» **Objetivo da tarefa**
Por favor, continue a notícia sobre a greve geral convocada pelos sindicatos franceses, começando logo após a última frase apresentada.

» **Texto do documento**
Sindicatos franceses esperam mobilizar mais de um milhão de pessoas
Os sindicatos franceses esperam mobilizar na greve geral de terça-feira mais de um milhão de pessoas, para exigir mais empregos e melhores salários ao Governo, que irá pôr à prova a sua popularidade.
A fasquia é a da greve de 10 de Março deste ano, convocada pelos mesmos motivos, a defesa de melhores salários e a criação de empregos.
Na opinião de Bernard Thibault, secretário-geral da Confederação Geral do Trabalho (CGT), partilhada por Jean-Claude Mailly, da Força Operária, as cerca de 150 manifestações previstas para terça-feira serão "mais fortes" do que as de Março.
Numa sondagem publicada hoje pelo jornal L`Humanité, 74 por cento dos franceses estão de acordo com esta jornada de protesto, apoiada pelos partidos de esquerda (PS, PCF, Verdes e LCR).
O conflito laboral nos transportes marítimos da Córsega (SNCM), cujos trabalhadores se opõem à privatização parcial anunciada pelo governo, é uma das bandeiras desta greve, pois é um cenário que preocupa os trabalhadores dos caminhos-de-ferro (SNCF) e transportes de Paris (RATP).
Como habitualmente, é nos transportes públicos que a amplitude do movimento de protesto será observada, sendo também um teste para a SNCF e RATP, empresas que vão aplicar um novo sistema que pretende garantir um tráfego mínimo.
As paralisações começam hoje às 20:00 horas nos caminhos-de- ferro, nos quais estão previstas reduções de serviço de 40 por cento nos TGV ou de 65 por cento nos comboios suburbanos na região de Paris.

» **Dados estruturados de análise da página**
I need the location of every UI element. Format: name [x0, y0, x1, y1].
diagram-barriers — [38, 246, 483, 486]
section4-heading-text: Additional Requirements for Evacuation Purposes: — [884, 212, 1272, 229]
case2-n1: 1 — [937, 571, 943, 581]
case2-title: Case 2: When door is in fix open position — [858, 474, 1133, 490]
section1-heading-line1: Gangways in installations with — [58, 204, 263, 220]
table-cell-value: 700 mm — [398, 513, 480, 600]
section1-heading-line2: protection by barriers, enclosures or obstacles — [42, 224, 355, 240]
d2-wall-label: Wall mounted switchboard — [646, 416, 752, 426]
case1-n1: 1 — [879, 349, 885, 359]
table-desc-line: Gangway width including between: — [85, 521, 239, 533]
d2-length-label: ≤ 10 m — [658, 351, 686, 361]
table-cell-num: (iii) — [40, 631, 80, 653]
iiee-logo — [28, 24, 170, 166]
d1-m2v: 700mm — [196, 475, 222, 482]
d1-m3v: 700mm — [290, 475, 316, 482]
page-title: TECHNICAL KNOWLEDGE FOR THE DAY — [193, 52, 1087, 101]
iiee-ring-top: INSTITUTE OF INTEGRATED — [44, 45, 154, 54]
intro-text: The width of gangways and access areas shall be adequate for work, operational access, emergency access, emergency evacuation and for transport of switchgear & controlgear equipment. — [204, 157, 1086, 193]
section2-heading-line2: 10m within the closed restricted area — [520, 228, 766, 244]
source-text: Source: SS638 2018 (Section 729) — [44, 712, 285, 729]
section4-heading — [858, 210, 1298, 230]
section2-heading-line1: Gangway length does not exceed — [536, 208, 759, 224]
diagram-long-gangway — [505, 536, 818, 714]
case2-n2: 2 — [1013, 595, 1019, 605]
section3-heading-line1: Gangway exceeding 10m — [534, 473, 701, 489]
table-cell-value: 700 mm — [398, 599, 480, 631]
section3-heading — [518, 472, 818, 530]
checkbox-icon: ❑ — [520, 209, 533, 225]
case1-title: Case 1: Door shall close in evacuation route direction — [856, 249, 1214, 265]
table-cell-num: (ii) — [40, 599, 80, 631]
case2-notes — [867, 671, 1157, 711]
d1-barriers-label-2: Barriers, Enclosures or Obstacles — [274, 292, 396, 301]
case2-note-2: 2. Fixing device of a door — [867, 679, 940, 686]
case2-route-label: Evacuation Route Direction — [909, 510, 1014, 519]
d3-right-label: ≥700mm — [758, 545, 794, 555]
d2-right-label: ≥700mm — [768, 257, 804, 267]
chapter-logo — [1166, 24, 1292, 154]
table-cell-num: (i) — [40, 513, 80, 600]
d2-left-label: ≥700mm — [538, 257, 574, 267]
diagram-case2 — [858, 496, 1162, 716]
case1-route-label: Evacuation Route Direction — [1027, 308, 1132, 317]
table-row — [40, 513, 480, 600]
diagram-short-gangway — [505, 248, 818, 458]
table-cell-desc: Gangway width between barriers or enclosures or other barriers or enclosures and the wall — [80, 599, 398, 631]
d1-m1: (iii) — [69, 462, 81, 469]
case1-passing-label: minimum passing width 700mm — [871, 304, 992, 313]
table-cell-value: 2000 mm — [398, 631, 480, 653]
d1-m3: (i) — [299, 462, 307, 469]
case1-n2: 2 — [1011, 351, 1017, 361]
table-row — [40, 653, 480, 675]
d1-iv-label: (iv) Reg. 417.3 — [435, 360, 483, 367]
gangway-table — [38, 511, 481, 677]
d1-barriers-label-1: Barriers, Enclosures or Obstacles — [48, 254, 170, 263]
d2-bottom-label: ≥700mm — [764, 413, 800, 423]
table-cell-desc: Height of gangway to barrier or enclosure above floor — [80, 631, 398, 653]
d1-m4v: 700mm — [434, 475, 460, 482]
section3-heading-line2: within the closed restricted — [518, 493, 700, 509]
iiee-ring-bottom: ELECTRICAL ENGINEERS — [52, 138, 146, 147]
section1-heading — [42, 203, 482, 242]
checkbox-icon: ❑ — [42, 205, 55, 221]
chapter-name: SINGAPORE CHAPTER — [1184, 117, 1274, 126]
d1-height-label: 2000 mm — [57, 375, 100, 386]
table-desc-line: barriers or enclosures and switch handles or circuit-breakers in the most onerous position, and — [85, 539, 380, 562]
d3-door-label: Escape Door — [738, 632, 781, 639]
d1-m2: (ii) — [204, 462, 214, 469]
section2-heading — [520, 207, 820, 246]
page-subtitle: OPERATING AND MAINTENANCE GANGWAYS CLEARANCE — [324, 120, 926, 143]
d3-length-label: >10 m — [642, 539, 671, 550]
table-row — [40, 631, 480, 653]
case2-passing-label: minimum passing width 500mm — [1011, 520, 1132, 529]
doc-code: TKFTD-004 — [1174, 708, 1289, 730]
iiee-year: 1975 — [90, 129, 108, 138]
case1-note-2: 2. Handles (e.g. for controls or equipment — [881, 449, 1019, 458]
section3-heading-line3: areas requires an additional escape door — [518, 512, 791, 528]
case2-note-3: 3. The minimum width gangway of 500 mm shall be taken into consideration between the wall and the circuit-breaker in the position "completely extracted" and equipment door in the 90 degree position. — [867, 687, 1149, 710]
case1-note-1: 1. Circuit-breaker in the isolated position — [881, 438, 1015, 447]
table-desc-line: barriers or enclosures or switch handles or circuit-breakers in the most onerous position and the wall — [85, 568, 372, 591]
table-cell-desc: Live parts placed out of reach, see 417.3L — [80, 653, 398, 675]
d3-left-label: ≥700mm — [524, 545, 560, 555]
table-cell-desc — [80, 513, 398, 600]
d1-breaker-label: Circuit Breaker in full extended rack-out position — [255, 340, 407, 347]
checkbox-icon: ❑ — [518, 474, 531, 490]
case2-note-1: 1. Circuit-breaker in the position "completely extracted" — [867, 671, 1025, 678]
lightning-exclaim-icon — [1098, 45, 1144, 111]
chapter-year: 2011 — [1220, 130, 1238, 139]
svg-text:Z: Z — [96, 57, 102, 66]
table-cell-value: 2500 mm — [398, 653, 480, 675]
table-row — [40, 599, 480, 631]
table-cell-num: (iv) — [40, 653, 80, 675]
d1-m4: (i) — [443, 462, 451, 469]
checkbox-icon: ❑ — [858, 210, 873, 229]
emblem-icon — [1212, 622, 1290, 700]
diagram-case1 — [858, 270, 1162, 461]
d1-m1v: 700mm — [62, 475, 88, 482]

» **A sua resposta**
No Metro e autocarros da capital, os problemas deverão variar conforme as linhas, enquanto os aeroportos poderão registar perturbações se a adesão dos controladores aéreos for grande.
As paralisações deverão afectar igualmente as escolas, onde os professores contestam os cortes orçamentais e de postos de trabalho, os correios, as auto-estradas ou os voos da Air France.
O sector privado é igualmente convidado a associar-se a este protesto, nomeadamente contra os despedimentos na Hewlett-Packard, exemplo de como as "deslocalizações" afectam também os empregos qualificados.
Do outro lado da barricada vai estar o primeiro-ministro, Dominique de Villepin, em funções há quatro meses, e que elegeu o emprego como prioridade.
Apesar de o número de desempregados ter baixado 0,2 por cento em Agosto, o governo continua a ser unanimemente criticado pelos sindicatos, por ter imposto um contrato de trabalho que facilita os despedimentos nas pequenas empresas.